• **GIVEN PROBLEM**
Extract all lines that hold the string "assorbita".

• **DATASET ROWS**
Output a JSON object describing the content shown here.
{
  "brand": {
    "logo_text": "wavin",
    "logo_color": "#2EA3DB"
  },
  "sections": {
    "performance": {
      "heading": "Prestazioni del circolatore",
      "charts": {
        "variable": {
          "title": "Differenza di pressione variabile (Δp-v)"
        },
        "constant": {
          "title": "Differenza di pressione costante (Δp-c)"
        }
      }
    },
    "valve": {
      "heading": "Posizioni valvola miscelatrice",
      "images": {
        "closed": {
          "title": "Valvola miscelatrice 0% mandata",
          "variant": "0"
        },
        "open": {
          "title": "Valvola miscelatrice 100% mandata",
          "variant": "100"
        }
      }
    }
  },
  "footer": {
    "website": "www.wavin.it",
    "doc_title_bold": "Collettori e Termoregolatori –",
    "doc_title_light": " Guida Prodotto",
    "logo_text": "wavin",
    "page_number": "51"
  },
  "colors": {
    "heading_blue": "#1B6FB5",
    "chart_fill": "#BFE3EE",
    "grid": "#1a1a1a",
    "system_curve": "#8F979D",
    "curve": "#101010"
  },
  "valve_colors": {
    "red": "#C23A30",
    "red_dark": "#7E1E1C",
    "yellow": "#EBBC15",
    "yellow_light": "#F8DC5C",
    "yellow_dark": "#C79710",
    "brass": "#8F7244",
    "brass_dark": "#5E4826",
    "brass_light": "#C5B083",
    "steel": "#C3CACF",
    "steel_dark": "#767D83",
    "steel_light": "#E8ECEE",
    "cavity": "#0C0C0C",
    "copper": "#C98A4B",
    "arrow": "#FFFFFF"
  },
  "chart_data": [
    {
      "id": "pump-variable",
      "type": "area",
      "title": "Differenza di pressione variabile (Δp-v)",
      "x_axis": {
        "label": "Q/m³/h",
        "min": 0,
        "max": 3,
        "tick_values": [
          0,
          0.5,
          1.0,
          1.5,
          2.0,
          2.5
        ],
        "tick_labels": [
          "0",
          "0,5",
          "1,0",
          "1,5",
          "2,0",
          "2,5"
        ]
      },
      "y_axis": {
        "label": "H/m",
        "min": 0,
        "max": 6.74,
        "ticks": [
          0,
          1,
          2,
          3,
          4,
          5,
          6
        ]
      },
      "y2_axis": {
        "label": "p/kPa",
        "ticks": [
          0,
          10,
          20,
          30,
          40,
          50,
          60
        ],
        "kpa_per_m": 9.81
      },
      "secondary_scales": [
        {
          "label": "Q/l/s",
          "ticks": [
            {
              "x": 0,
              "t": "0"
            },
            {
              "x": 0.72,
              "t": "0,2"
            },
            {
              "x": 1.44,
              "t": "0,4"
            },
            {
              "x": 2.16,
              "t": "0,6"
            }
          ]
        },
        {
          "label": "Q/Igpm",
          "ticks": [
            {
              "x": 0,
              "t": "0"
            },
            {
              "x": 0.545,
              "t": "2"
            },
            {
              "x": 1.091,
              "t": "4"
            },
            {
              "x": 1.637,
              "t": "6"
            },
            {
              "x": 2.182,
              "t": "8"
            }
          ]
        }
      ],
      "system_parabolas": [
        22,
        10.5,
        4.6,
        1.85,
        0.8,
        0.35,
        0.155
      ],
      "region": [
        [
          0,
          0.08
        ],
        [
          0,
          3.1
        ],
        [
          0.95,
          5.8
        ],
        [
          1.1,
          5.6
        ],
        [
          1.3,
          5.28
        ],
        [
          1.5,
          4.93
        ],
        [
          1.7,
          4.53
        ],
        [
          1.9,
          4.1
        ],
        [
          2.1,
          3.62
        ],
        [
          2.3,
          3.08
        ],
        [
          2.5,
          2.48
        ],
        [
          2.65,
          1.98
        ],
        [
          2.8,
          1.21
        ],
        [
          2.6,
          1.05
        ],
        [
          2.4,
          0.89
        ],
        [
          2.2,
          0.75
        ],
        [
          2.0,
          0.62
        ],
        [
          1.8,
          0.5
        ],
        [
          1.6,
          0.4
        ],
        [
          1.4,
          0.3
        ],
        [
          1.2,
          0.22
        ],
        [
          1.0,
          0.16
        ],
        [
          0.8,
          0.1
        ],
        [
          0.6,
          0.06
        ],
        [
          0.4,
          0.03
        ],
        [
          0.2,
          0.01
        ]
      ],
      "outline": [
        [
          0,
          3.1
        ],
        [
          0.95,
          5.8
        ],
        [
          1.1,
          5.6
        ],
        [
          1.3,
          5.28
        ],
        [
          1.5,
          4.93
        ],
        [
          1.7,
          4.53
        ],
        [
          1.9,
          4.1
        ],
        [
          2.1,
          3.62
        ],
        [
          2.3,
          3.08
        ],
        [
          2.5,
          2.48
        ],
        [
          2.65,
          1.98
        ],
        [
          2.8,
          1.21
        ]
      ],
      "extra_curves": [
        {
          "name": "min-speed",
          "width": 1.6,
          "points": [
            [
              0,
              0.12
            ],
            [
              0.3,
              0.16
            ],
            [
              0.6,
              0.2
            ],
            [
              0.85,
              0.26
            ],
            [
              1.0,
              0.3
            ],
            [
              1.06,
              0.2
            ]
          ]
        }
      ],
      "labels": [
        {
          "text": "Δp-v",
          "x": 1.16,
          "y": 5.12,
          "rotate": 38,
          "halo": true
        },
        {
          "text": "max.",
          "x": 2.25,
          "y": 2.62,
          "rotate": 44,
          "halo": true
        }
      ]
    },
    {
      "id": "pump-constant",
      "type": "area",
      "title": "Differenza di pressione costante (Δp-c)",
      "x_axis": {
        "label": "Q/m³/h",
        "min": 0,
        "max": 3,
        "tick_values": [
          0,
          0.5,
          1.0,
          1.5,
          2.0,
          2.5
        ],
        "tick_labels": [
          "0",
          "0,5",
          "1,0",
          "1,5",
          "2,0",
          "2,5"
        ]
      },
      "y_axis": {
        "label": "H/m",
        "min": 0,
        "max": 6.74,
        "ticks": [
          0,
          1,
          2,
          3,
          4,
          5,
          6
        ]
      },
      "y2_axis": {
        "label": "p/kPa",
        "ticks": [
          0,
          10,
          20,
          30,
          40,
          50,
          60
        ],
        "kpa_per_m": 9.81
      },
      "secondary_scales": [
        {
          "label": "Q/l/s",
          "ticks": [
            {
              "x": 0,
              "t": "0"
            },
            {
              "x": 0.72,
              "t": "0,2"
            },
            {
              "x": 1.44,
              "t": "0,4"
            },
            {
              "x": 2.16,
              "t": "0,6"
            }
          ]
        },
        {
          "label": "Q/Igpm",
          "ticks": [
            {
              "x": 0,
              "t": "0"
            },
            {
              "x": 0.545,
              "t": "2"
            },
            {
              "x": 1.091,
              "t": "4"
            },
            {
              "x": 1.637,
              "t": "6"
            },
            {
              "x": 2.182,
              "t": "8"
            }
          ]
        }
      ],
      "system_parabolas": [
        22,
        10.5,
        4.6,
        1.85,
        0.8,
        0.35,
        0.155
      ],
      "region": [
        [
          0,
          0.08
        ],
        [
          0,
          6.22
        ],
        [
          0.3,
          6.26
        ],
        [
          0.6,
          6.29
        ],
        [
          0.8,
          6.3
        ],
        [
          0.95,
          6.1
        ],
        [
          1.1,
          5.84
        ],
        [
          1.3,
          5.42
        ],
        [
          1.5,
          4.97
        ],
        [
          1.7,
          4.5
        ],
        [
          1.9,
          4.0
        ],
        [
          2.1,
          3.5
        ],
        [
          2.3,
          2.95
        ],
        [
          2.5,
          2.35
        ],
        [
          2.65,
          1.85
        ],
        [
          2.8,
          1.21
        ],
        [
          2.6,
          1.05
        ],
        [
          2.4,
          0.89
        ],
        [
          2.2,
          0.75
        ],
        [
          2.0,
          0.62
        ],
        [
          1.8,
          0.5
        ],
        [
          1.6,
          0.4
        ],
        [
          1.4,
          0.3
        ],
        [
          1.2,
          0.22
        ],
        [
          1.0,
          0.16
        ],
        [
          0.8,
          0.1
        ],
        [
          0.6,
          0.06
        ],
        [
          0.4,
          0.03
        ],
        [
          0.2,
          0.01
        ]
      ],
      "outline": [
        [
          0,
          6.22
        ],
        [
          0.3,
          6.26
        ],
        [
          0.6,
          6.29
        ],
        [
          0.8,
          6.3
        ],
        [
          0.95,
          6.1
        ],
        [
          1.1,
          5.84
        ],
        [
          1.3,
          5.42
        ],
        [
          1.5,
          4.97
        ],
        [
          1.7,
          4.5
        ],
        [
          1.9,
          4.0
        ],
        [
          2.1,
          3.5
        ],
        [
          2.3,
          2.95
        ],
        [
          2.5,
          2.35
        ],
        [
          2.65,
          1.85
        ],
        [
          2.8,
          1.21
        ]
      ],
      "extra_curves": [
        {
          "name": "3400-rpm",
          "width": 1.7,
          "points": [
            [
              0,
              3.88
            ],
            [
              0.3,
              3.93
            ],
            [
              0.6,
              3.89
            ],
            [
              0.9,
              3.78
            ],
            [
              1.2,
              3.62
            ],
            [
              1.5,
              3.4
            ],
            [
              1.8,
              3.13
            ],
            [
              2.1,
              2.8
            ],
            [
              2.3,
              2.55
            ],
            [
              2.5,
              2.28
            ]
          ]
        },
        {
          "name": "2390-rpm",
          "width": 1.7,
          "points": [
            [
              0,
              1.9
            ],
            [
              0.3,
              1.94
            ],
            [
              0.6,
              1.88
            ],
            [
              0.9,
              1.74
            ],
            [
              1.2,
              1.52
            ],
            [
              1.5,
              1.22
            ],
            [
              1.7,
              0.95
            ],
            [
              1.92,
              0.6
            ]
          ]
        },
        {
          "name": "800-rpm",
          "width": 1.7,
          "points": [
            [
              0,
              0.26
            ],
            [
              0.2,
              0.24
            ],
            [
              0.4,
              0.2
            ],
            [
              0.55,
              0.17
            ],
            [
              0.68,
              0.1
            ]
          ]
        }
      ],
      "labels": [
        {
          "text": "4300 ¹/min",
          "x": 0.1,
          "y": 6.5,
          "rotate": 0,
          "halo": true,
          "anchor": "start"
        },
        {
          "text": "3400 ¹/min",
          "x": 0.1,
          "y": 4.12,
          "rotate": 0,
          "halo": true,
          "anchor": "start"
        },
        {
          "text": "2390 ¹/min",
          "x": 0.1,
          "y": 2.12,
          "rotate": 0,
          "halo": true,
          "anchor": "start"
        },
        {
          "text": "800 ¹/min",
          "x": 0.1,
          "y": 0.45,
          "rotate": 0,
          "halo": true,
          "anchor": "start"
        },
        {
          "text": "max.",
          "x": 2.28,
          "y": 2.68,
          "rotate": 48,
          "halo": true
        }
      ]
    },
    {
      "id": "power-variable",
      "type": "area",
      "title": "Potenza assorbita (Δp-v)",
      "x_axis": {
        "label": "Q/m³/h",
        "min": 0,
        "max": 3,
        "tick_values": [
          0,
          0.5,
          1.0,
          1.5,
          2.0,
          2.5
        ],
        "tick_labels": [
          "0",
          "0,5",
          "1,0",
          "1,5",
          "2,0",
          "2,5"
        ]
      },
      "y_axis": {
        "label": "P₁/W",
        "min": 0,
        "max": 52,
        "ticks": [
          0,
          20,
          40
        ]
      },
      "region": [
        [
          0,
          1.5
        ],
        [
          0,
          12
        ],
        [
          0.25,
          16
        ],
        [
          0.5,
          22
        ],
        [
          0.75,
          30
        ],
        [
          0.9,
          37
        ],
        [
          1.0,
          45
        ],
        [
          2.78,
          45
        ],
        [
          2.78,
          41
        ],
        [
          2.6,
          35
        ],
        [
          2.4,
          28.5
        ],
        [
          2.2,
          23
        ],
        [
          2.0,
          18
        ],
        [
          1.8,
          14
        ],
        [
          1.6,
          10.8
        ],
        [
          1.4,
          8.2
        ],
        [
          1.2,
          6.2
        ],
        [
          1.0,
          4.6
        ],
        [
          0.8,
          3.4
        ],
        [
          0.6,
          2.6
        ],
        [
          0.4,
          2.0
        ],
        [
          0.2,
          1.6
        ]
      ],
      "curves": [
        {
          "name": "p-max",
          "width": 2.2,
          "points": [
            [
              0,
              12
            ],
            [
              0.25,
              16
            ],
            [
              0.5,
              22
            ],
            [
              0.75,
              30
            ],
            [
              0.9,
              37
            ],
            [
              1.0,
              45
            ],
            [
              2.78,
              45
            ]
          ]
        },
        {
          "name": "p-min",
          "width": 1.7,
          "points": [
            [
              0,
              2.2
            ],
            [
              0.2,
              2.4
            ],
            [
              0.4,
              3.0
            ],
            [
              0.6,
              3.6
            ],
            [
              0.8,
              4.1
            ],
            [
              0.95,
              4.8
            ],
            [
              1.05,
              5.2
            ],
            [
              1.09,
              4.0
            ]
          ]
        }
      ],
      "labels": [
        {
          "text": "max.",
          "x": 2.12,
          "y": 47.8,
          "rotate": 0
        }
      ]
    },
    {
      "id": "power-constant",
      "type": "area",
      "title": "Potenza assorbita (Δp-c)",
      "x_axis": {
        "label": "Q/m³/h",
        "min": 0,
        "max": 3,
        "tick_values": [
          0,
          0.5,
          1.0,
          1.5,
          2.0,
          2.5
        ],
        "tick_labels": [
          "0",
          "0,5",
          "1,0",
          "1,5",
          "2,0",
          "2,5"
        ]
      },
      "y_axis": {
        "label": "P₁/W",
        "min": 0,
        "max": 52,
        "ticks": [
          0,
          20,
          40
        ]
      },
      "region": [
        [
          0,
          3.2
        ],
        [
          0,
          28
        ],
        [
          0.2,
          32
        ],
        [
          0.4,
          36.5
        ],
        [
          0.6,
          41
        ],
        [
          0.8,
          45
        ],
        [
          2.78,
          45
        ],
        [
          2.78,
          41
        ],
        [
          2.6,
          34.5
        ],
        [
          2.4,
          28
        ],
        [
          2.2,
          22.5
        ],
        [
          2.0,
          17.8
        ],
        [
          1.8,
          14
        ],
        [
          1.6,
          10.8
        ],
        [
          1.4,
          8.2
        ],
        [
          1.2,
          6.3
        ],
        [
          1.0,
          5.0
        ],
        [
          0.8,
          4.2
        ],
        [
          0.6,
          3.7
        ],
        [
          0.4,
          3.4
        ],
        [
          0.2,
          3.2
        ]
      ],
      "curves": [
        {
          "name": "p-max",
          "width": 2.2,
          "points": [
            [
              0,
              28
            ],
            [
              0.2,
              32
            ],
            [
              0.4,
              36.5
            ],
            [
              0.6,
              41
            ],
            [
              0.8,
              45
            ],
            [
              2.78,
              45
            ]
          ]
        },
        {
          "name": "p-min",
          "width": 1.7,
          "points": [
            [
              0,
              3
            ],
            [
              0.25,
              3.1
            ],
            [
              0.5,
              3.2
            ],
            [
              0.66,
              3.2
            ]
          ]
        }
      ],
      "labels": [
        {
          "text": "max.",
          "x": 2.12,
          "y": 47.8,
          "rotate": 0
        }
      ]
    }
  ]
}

• **OUTPUT FOR THIS TASK**
      "title": "Potenza assorbita (Δp-v)",
      "title": "Potenza assorbita (Δp-c)",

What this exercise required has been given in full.